*PROBLEM DETAILS*: Extract all lines containing "square".

----

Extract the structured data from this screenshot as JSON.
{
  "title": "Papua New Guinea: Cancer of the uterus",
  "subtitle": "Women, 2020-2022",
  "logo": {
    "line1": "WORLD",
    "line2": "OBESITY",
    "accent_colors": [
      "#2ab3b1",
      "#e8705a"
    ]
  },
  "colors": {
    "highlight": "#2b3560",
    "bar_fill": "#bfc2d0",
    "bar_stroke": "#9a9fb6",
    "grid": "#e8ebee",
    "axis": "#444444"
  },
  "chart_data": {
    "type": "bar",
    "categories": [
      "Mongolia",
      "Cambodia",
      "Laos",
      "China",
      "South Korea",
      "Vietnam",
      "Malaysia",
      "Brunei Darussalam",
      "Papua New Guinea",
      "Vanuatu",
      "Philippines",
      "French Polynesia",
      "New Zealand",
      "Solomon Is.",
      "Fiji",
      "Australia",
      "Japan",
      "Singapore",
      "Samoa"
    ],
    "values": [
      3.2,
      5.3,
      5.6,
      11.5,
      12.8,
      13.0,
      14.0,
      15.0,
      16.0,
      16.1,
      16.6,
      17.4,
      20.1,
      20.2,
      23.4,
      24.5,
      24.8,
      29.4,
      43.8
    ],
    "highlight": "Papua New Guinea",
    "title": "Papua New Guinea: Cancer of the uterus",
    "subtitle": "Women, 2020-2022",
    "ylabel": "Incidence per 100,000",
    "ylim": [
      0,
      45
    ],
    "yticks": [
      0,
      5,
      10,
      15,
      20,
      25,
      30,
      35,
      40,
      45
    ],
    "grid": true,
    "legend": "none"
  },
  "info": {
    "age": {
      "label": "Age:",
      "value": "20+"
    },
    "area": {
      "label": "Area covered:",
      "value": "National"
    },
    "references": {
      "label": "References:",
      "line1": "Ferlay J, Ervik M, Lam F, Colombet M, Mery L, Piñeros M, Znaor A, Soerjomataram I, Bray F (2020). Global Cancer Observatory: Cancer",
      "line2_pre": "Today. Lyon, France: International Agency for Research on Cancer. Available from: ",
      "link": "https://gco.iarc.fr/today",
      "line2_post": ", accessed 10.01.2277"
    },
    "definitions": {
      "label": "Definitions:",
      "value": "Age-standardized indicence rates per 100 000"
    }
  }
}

----

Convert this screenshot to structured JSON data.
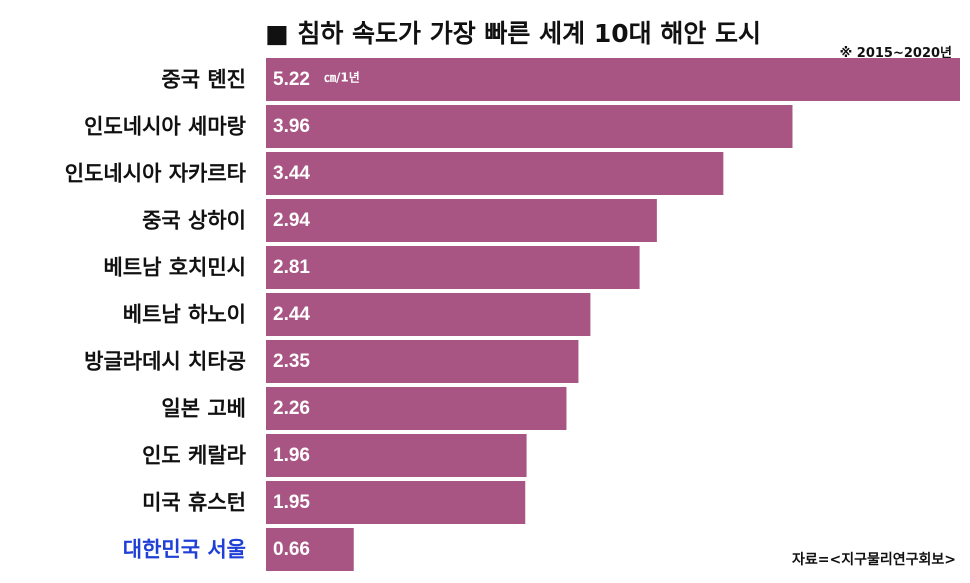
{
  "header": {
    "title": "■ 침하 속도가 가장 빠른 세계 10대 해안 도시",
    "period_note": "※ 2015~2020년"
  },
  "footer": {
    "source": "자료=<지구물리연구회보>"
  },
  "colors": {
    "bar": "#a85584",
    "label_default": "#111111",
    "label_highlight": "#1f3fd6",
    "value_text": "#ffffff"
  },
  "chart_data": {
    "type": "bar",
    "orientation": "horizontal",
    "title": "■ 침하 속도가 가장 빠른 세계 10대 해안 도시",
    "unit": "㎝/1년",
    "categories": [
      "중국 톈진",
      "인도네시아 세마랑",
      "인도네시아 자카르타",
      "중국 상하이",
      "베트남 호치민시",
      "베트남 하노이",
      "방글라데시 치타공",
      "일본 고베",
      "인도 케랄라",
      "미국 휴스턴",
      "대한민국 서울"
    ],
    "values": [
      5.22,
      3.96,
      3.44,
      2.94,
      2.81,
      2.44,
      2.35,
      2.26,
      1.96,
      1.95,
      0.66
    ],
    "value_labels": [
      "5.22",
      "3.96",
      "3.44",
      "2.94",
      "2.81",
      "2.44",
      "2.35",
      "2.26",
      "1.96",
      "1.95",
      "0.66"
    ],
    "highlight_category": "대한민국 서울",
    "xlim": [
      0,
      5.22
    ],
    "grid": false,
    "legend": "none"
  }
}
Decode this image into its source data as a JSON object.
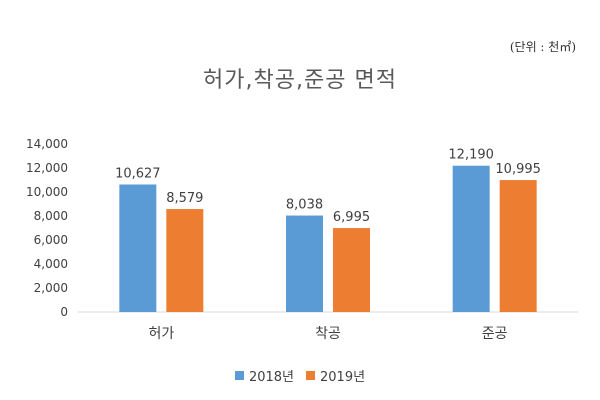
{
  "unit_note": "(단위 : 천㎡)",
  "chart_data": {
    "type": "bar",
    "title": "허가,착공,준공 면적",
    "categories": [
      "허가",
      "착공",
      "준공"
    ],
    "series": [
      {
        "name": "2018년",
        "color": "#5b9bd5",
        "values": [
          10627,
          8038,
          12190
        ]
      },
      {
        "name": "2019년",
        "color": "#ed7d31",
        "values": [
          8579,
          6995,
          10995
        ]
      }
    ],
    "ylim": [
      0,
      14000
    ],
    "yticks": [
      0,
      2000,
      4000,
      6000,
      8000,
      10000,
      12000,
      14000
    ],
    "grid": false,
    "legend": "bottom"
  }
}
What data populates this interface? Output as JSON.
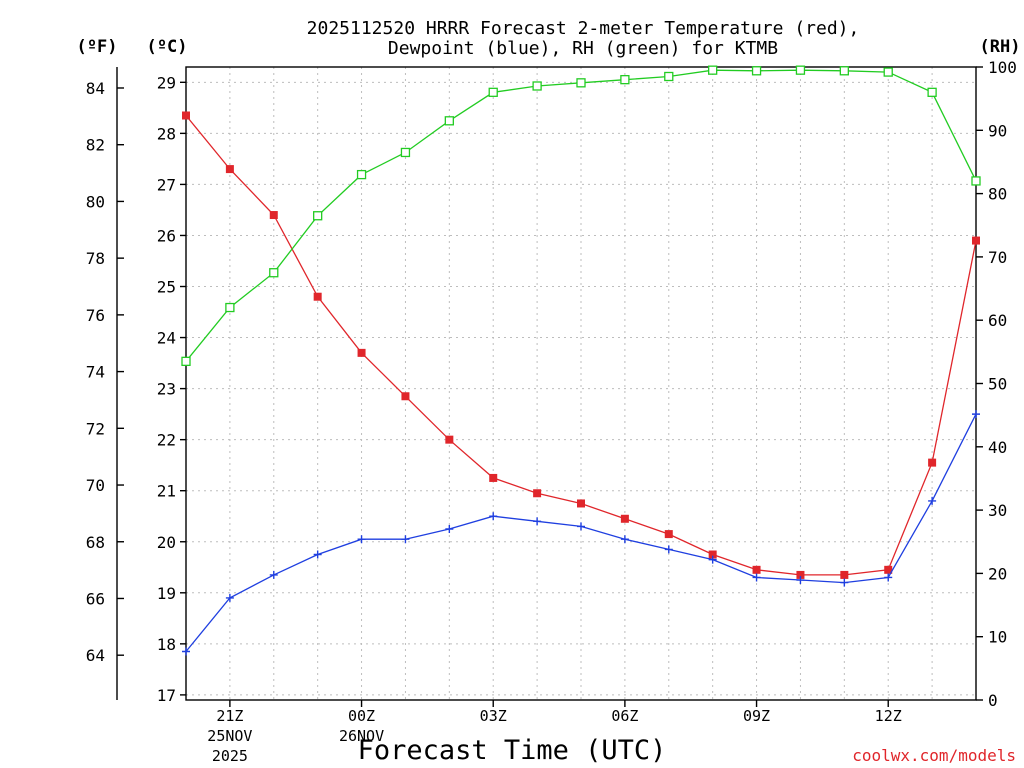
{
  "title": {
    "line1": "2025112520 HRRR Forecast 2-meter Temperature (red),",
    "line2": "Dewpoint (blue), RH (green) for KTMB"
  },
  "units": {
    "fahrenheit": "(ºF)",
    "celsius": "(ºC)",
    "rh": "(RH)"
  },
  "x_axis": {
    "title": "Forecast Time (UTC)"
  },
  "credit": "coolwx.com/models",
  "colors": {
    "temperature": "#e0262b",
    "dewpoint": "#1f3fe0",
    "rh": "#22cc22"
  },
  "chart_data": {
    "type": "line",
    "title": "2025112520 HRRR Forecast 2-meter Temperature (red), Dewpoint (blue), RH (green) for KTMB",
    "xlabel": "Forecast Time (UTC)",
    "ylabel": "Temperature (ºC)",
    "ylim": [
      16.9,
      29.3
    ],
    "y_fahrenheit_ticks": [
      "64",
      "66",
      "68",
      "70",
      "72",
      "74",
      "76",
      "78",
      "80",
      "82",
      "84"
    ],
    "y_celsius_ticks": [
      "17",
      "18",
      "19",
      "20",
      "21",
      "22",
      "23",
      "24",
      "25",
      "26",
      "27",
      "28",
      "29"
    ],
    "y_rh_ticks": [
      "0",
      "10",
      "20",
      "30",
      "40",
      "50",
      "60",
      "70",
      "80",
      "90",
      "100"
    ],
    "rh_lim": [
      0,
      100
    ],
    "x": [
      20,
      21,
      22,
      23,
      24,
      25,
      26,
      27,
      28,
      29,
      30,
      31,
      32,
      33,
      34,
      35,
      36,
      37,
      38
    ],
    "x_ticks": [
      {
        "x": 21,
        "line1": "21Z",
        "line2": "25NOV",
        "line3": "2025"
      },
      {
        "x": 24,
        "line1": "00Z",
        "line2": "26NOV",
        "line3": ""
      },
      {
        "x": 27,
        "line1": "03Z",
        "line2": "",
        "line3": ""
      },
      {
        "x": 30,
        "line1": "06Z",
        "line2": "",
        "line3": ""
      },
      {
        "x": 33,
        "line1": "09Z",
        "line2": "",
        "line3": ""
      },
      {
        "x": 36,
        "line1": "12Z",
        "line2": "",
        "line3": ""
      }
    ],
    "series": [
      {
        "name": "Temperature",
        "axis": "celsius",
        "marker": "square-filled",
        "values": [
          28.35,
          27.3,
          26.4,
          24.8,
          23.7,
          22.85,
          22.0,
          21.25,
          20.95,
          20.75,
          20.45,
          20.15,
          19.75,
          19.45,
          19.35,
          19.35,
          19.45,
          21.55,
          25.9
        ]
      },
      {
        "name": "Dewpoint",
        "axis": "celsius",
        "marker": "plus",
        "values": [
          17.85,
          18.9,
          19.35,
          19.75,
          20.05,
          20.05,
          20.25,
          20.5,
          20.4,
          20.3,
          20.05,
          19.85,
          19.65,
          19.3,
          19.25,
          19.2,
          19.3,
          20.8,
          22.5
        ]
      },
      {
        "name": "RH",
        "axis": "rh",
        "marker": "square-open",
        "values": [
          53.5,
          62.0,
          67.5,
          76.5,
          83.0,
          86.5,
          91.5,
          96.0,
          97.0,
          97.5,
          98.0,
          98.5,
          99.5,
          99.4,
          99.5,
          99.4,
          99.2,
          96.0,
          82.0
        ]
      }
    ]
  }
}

----

*WRITTEN REPLY*:
        "marker": "square-filled",
        "marker": "square-open",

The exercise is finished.